■ TEXT
============

We spent some time on Hadrian’s Wall taking part in its’ illumination, commemorating the 1600th anniversary since the Romans left Britain. I wrote about it.
Like most of my reminiscences let me begin by saying… I cannot believe that it’s x number of years since we went to [insert location or event]!! Well, we helped Illuminate Hadrian’s Wall 13 years ago. Who knows where the time goes?
Unexpectedly all the photos had disappeared from my original post, which was written with a much older version of WordPress. 13 years older in fact. The photos came from a Sony or LG phone and aren’t the best quality but have bags of atmosphere!
So here it is again, updated and re-presented because I like my writing style in this piece. All those PG Wodehouse books I read many years ago were not a complete waste of my time. Yoast tells me some of the sentences are too long… my bad.
I still harbour dreams of a walk along the Wall, although it becomes more unlikely with every passing year. The full length of the course of Hadrian’s Wall is about 85 miles. I think I’d need about 4 weeks currently, to complete it … 4 weeks or 28 days less a day a week off walking, leaves 24 days at 3.5 miles a day. Eminently do-able, even with my knees!
I hope you enjoy reading this.
Adrian, May 2022
Black and white tv

From out of the ether of a childhood long ago, the white iconography of the ATV symbol swirls through the mists of time. It shimmers out of the darkness into the glimmer from an old black and white TV set, in the corner of a living room, somewhere in the West Midlands.
On that set, in between Joe 90, Stingray, and Thunderbirds, the adverts boomed out metronomically, every 15 minutes, intoning the wonders of the age… “Stork, you won’t believe it’s not butter”, “Esso blue!”, and most strangely of all, “Hadrian, Hadrian the deep gloss paint! For a really professional finish, use Hadrian!”

============

■ WRITTEN PROBLEM
According to the text on Hadrian's Wall, what is the full length of the course of the Wall?

============

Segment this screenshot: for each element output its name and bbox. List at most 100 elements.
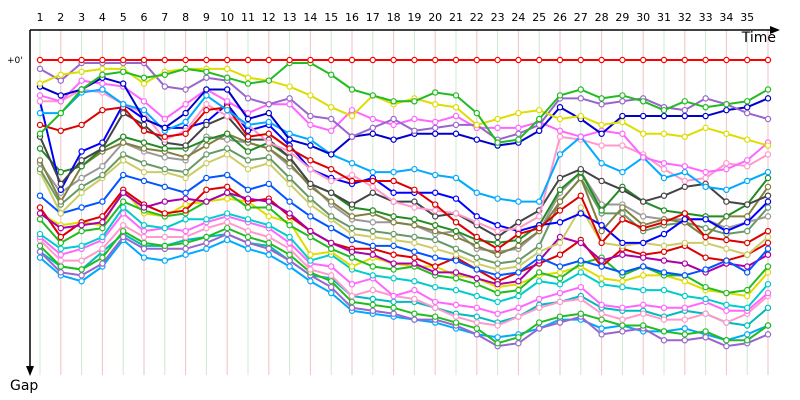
data-point (161, 233, 168, 241)
data-point (702, 266, 709, 273)
data-point (140, 221, 148, 229)
data-point (244, 216, 252, 223)
data-point (536, 278, 543, 285)
data-point (598, 142, 605, 149)
data-point (140, 204, 148, 211)
data-point (140, 106, 148, 114)
data-point (265, 130, 272, 137)
data-point (78, 204, 85, 211)
data-point (640, 56, 647, 64)
data-point (744, 219, 751, 226)
series-path (39, 147, 769, 265)
data-point (660, 248, 668, 255)
data-point (640, 130, 647, 137)
data-point (515, 136, 522, 143)
data-point (182, 118, 189, 126)
data-point (764, 269, 772, 276)
data-point (723, 186, 730, 193)
data-point (348, 86, 356, 93)
data-point (660, 328, 668, 335)
data-point (640, 286, 647, 294)
data-point (536, 319, 543, 326)
data-point (99, 213, 106, 220)
data-point (223, 189, 231, 196)
data-point (556, 151, 564, 158)
data-point (640, 263, 647, 270)
data-point (244, 80, 252, 87)
data-point (161, 224, 168, 232)
data-point (99, 171, 106, 179)
data-point (515, 198, 522, 205)
data-point (36, 192, 44, 199)
data-point (681, 278, 689, 285)
data-point (744, 227, 751, 235)
data-point (223, 230, 231, 238)
data-point (36, 145, 44, 152)
data-point (244, 165, 252, 173)
series-line (36, 77, 772, 176)
data-point (161, 56, 168, 64)
data-point (223, 195, 231, 202)
data-point (223, 86, 231, 93)
x-tick-label: 4 (99, 11, 106, 24)
data-point (307, 213, 314, 220)
data-point (764, 245, 772, 252)
data-point (265, 204, 272, 211)
data-point (286, 245, 293, 252)
data-point (473, 56, 480, 64)
data-point (78, 121, 85, 129)
data-point (764, 233, 772, 241)
data-point (203, 101, 210, 108)
data-point (57, 77, 65, 84)
data-point (764, 95, 772, 102)
x-tick-label: 19 (407, 11, 421, 24)
data-point (99, 71, 106, 78)
data-point (494, 281, 501, 288)
data-point (57, 56, 65, 64)
data-point (265, 154, 272, 161)
data-point (411, 233, 418, 241)
data-point (702, 239, 709, 247)
data-point (411, 278, 418, 285)
data-point (411, 98, 418, 105)
data-point (390, 236, 397, 244)
data-point (203, 86, 210, 93)
data-point (702, 328, 709, 335)
data-point (348, 171, 356, 179)
data-point (390, 275, 397, 282)
data-point (203, 224, 210, 232)
data-point (244, 109, 252, 117)
data-point (286, 101, 293, 108)
data-point (473, 266, 480, 273)
data-point (432, 213, 439, 220)
data-point (140, 239, 148, 247)
data-point (182, 154, 189, 161)
data-point (182, 142, 189, 149)
data-point (119, 210, 127, 217)
data-point (536, 254, 543, 261)
data-point (660, 304, 668, 311)
data-point (203, 245, 210, 252)
data-point (494, 289, 501, 297)
data-point (619, 118, 626, 126)
data-point (265, 56, 272, 64)
data-point (140, 80, 148, 87)
data-point (619, 56, 626, 64)
data-point (36, 157, 44, 164)
data-point (598, 221, 605, 229)
data-point (182, 168, 189, 176)
data-point (203, 174, 210, 182)
data-point (452, 286, 460, 294)
data-point (286, 257, 293, 264)
data-point (369, 307, 376, 314)
data-point (744, 251, 751, 258)
data-point (140, 121, 148, 129)
data-point (619, 112, 626, 120)
series-path (39, 233, 769, 348)
data-point (723, 160, 730, 167)
data-point (390, 304, 397, 311)
data-point (723, 342, 730, 350)
data-point (556, 239, 564, 247)
data-point (681, 337, 689, 344)
data-point (348, 230, 356, 238)
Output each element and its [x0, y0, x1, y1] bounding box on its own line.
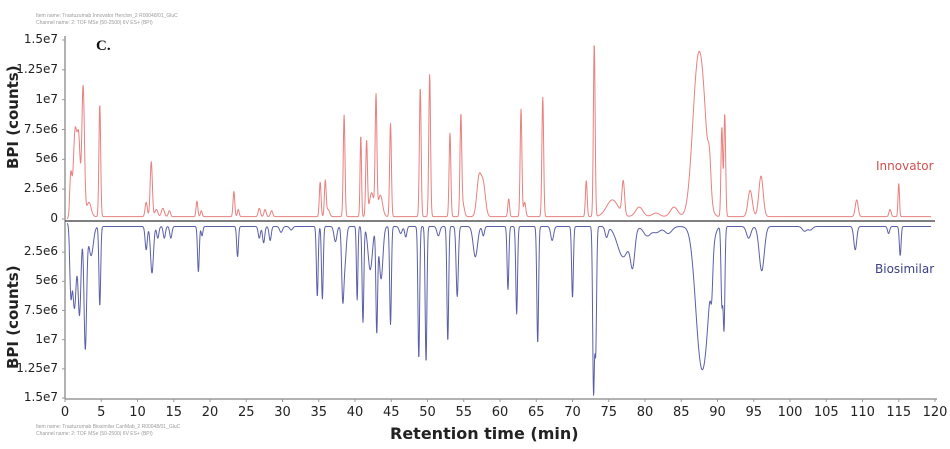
x-tick-label: 65 [527, 405, 545, 420]
panel-label: C. [96, 38, 111, 54]
y-tick-label: 1.5e7 [23, 32, 58, 46]
x-tick-label: 45 [382, 405, 400, 420]
y-tick-label: 2.5e6 [23, 244, 58, 259]
x-tick-label: 115 [886, 405, 912, 420]
x-tick-label: 105 [813, 405, 839, 420]
x-axis-label: Retention time (min) [390, 424, 579, 443]
y-tick-label: 5e6 [35, 151, 58, 166]
x-tick-label: 55 [455, 405, 473, 420]
axes [62, 36, 937, 402]
x-tick-label: 20 [201, 405, 219, 420]
x-tick-label: 40 [346, 405, 364, 420]
y-tick-label: 0 [50, 211, 58, 225]
biosimilar-trace [66, 222, 932, 396]
x-tick-label: 10 [129, 405, 146, 420]
x-tick-label: 75 [600, 405, 618, 420]
legend-biosimilar: Biosimilar [875, 262, 935, 276]
x-tick-label: 110 [850, 405, 875, 420]
x-tick-label: 80 [636, 405, 654, 420]
y-tick-label: 1.5e7 [23, 390, 58, 404]
x-tick-label: 100 [777, 405, 803, 420]
footer-metadata: Item name: Trastuzumab Biosimilar CanMab… [36, 424, 180, 438]
header-metadata: Item name: Trastuzumab Innovator Herclon… [36, 13, 178, 27]
y-tick-label: 5e6 [35, 273, 58, 288]
legend-innovator: Innovator [876, 159, 934, 173]
y-tick-label: 1.25e7 [16, 360, 58, 375]
header-item-name: Item name: Trastuzumab Innovator Herclon… [36, 13, 178, 19]
y-tick-label: 2.5e6 [23, 181, 58, 196]
y-tick-label: 1.25e7 [16, 61, 58, 76]
footer-channel-name: Channel name: 2: TOF MSe (50-2500) 6V ES… [36, 431, 153, 437]
y-tick-label: 7.5e6 [23, 302, 58, 317]
x-tick-label: 5 [97, 405, 106, 420]
x-tick-label: 95 [745, 405, 763, 420]
y-tick-label: 1e7 [35, 91, 58, 106]
y-tick-label: 1e7 [35, 331, 58, 346]
innovator-trace [66, 45, 932, 220]
x-tick-label: 85 [672, 405, 690, 420]
footer-item-name: Item name: Trastuzumab Biosimilar CanMab… [36, 424, 181, 430]
x-tick-label: 120 [922, 405, 948, 420]
x-tick-label: 25 [237, 405, 255, 420]
x-tick-label: 70 [564, 405, 581, 420]
x-tick-label: 50 [419, 405, 436, 420]
header-channel-name: Channel name: 2: TOF MSe (50-2500) 6V ES… [36, 20, 153, 26]
x-tick-label: 35 [310, 405, 328, 420]
x-tick-label: 30 [274, 405, 291, 420]
x-tick-label: 0 [60, 405, 70, 420]
x-tick-label: 60 [491, 405, 509, 420]
x-tick-label: 15 [165, 405, 183, 420]
x-tick-label: 90 [709, 405, 726, 420]
y-tick-label: 7.5e6 [23, 121, 58, 136]
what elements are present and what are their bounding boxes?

============

■ PROBLEM SOLUTION
About 85 miles.